_Exercise brief_
Transcribe the records below exactly as they appear.

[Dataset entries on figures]
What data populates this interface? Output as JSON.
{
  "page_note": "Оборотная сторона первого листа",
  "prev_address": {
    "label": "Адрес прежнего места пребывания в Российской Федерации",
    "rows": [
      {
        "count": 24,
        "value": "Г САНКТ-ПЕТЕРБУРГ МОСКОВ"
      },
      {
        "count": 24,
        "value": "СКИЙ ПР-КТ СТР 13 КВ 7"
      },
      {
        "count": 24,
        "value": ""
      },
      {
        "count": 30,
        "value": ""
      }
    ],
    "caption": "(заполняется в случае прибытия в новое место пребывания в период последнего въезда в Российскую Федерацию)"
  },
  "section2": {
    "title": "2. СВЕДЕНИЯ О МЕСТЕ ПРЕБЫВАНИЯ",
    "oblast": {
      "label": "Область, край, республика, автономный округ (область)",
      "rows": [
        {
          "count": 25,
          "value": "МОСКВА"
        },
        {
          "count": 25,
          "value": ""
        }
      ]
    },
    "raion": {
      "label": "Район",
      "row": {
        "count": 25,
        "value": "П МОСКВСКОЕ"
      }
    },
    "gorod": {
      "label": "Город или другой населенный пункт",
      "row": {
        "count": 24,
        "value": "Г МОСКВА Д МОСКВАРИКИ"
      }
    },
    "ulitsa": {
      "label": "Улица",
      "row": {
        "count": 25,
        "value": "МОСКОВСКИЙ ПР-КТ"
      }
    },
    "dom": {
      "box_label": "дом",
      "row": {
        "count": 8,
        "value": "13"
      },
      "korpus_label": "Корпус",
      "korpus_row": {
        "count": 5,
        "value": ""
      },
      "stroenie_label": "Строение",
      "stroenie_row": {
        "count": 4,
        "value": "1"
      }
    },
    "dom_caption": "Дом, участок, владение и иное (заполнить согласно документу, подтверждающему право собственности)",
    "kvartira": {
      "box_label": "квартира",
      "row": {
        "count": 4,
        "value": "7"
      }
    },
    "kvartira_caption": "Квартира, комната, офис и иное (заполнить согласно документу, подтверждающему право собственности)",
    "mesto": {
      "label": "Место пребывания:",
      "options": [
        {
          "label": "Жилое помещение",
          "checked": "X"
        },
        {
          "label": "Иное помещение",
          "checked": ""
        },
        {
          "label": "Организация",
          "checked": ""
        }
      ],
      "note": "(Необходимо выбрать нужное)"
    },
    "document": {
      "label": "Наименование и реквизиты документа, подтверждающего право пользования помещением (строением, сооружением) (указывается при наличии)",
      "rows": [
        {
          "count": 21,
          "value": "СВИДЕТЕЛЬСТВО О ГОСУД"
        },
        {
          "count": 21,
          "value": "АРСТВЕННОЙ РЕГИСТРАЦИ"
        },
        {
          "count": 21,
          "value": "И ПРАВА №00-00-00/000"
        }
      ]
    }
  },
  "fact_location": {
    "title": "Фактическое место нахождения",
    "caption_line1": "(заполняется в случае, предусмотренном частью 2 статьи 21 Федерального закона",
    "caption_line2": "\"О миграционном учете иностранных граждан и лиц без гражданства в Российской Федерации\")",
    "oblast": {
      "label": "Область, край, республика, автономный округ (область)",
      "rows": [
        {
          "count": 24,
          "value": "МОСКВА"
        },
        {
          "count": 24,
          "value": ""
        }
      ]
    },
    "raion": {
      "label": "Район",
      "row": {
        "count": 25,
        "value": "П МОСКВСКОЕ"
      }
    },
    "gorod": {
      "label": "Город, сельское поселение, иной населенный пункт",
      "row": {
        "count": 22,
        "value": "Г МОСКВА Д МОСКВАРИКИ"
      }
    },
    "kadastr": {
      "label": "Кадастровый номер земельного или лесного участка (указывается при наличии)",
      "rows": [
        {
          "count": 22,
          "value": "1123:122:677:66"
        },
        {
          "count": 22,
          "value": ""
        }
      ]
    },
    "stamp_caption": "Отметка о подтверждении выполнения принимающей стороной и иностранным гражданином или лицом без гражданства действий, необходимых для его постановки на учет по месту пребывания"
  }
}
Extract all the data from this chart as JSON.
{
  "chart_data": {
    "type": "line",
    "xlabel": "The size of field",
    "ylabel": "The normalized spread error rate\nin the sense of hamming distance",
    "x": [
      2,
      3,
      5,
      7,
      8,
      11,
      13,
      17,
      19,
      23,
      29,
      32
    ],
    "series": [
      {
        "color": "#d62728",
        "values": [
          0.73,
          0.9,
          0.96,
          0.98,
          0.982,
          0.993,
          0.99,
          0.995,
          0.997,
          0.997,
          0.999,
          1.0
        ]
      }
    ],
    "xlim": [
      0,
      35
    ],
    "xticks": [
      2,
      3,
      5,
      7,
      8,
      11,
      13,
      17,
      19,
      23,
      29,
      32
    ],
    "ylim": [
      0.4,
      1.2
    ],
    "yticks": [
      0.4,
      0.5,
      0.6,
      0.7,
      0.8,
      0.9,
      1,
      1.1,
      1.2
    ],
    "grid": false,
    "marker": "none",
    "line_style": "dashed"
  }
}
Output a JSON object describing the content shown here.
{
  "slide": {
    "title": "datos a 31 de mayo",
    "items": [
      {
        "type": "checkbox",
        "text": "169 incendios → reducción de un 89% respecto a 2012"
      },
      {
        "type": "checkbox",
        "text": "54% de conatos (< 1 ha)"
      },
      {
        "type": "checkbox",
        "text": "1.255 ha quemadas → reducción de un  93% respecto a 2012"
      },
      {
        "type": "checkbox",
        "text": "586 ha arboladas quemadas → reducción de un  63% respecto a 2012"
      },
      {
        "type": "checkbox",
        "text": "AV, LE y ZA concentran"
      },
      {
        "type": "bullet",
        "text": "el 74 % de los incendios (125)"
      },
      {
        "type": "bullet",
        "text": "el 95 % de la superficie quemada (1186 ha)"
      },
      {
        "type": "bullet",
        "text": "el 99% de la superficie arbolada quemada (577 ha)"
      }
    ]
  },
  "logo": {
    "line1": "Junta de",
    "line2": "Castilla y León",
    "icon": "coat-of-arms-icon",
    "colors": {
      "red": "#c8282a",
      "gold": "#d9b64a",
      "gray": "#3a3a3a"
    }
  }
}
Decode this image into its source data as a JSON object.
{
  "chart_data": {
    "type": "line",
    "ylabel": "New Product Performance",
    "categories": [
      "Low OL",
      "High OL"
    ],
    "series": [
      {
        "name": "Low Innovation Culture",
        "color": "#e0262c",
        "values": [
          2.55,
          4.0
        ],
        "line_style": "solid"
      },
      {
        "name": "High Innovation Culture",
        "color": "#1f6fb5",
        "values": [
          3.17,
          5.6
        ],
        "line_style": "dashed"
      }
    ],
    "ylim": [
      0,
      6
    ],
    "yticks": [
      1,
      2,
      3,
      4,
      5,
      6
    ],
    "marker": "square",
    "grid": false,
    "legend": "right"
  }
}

_Solution to the problem_
What data populates this interface? Output as JSON.
{
  "page_note": "Оборотная сторона первого листа",
  "prev_address": {
    "label": "Адрес прежнего места пребывания в Российской Федерации",
    "rows": [
      {
        "count": 24,
        "value": "Г САНКТ-ПЕТЕРБУРГ МОСКОВ"
      },
      {
        "count": 24,
        "value": "СКИЙ ПР-КТ СТР 13 КВ 7"
      },
      {
        "count": 24,
        "value": ""
      },
      {
        "count": 30,
        "value": ""
      }
    ],
    "caption": "(заполняется в случае прибытия в новое место пребывания в период последнего въезда в Российскую Федерацию)"
  },
  "section2": {
    "title": "2. СВЕДЕНИЯ О МЕСТЕ ПРЕБЫВАНИЯ",
    "oblast": {
      "label": "Область, край, республика, автономный округ (область)",
      "rows": [
        {
          "count": 25,
          "value": "МОСКВА"
        },
        {
          "count": 25,
          "value": ""
        }
      ]
    },
    "raion": {
      "label": "Район",
      "row": {
        "count": 25,
        "value": "П МОСКВСКОЕ"
      }
    },
    "gorod": {
      "label": "Город или другой населенный пункт",
      "row": {
        "count": 24,
        "value": "Г МОСКВА Д МОСКВАРИКИ"
      }
    },
    "ulitsa": {
      "label": "Улица",
      "row": {
        "count": 25,
        "value": "МОСКОВСКИЙ ПР-КТ"
      }
    },
    "dom": {
      "box_label": "дом",
      "row": {
        "count": 8,
        "value": "13"
      },
      "korpus_label": "Корпус",
      "korpus_row": {
        "count": 5,
        "value": ""
      },
      "stroenie_label": "Строение",
      "stroenie_row": {
        "count": 4,
        "value": "1"
      }
    },
    "dom_caption": "Дом, участок, владение и иное (заполнить согласно документу, подтверждающему право собственности)",
    "kvartira": {
      "box_label": "квартира",
      "row": {
        "count": 4,
        "value": "7"
      }
    },
    "kvartira_caption": "Квартира, комната, офис и иное (заполнить согласно документу, подтверждающему право собственности)",
    "mesto": {
      "label": "Место пребывания:",
      "options": [
        {
          "label": "Жилое помещение",
          "checked": "X"
        },
        {
          "label": "Иное помещение",
          "checked": ""
        },
        {
          "label": "Организация",
          "checked": ""
        }
      ],
      "note": "(Необходимо выбрать нужное)"
    },
    "document": {
      "label": "Наименование и реквизиты документа, подтверждающего право пользования помещением (строением, сооружением) (указывается при наличии)",
      "rows": [
        {
          "count": 21,
          "value": "СВИДЕТЕЛЬСТВО О ГОСУД"
        },
        {
          "count": 21,
          "value": "АРСТВЕННОЙ РЕГИСТРАЦИ"
        },
        {
          "count": 21,
          "value": "И ПРАВА №00-00-00/000"
        }
      ]
    }
  },
  "fact_location": {
    "title": "Фактическое место нахождения",
    "caption_line1": "(заполняется в случае, предусмотренном частью 2 статьи 21 Федерального закона",
    "caption_line2": "\"О миграционном учете иностранных граждан и лиц без гражданства в Российской Федерации\")",
    "oblast": {
      "label": "Область, край, республика, автономный округ (область)",
      "rows": [
        {
          "count": 24,
          "value": "МОСКВА"
        },
        {
          "count": 24,
          "value": ""
        }
      ]
    },
    "raion": {
      "label": "Район",
      "row": {
        "count": 25,
        "value": "П МОСКВСКОЕ"
      }
    },
    "gorod": {
      "label": "Город, сельское поселение, иной населенный пункт",
      "row": {
        "count": 22,
        "value": "Г МОСКВА Д МОСКВАРИКИ"
      }
    },
    "kadastr": {
      "label": "Кадастровый номер земельного или лесного участка (указывается при наличии)",
      "rows": [
        {
          "count": 22,
          "value": "1123:122:677:66"
        },
        {
          "count": 22,
          "value": ""
        }
      ]
    },
    "stamp_caption": "Отметка о подтверждении выполнения принимающей стороной и иностранным гражданином или лицом без гражданства действий, необходимых для его постановки на учет по месту пребывания"
  }
}
Extract all the data from this chart as JSON.
{
  "chart_data": {
    "type": "line",
    "xlabel": "The size of field",
    "ylabel": "The normalized spread error rate\nin the sense of hamming distance",
    "x": [
      2,
      3,
      5,
      7,
      8,
      11,
      13,
      17,
      19,
      23,
      29,
      32
    ],
    "series": [
      {
        "color": "#d62728",
        "values": [
          0.73,
          0.9,
          0.96,
          0.98,
          0.982,
          0.993,
          0.99,
          0.995,
          0.997,
          0.997,
          0.999,
          1.0
        ]
      }
    ],
    "xlim": [
      0,
      35
    ],
    "xticks": [
      2,
      3,
      5,
      7,
      8,
      11,
      13,
      17,
      19,
      23,
      29,
      32
    ],
    "ylim": [
      0.4,
      1.2
    ],
    "yticks": [
      0.4,
      0.5,
      0.6,
      0.7,
      0.8,
      0.9,
      1,
      1.1,
      1.2
    ],
    "grid": false,
    "marker": "none",
    "line_style": "dashed"
  }
}
Output a JSON object describing the content shown here.
{
  "slide": {
    "title": "datos a 31 de mayo",
    "items": [
      {
        "type": "checkbox",
        "text": "169 incendios → reducción de un 89% respecto a 2012"
      },
      {
        "type": "checkbox",
        "text": "54% de conatos (< 1 ha)"
      },
      {
        "type": "checkbox",
        "text": "1.255 ha quemadas → reducción de un  93% respecto a 2012"
      },
      {
        "type": "checkbox",
        "text": "586 ha arboladas quemadas → reducción de un  63% respecto a 2012"
      },
      {
        "type": "checkbox",
        "text": "AV, LE y ZA concentran"
      },
      {
        "type": "bullet",
        "text": "el 74 % de los incendios (125)"
      },
      {
        "type": "bullet",
        "text": "el 95 % de la superficie quemada (1186 ha)"
      },
      {
        "type": "bullet",
        "text": "el 99% de la superficie arbolada quemada (577 ha)"
      }
    ]
  },
  "logo": {
    "line1": "Junta de",
    "line2": "Castilla y León",
    "icon": "coat-of-arms-icon",
    "colors": {
      "red": "#c8282a",
      "gold": "#d9b64a",
      "gray": "#3a3a3a"
    }
  }
}
Decode this image into its source data as a JSON object.
{
  "chart_data": {
    "type": "line",
    "ylabel": "New Product Performance",
    "categories": [
      "Low OL",
      "High OL"
    ],
    "series": [
      {
        "name": "Low Innovation Culture",
        "color": "#e0262c",
        "values": [
          2.55,
          4.0
        ],
        "line_style": "solid"
      },
      {
        "name": "High Innovation Culture",
        "color": "#1f6fb5",
        "values": [
          3.17,
          5.6
        ],
        "line_style": "dashed"
      }
    ],
    "ylim": [
      0,
      6
    ],
    "yticks": [
      1,
      2,
      3,
      4,
      5,
      6
    ],
    "marker": "square",
    "grid": false,
    "legend": "right"
  }
}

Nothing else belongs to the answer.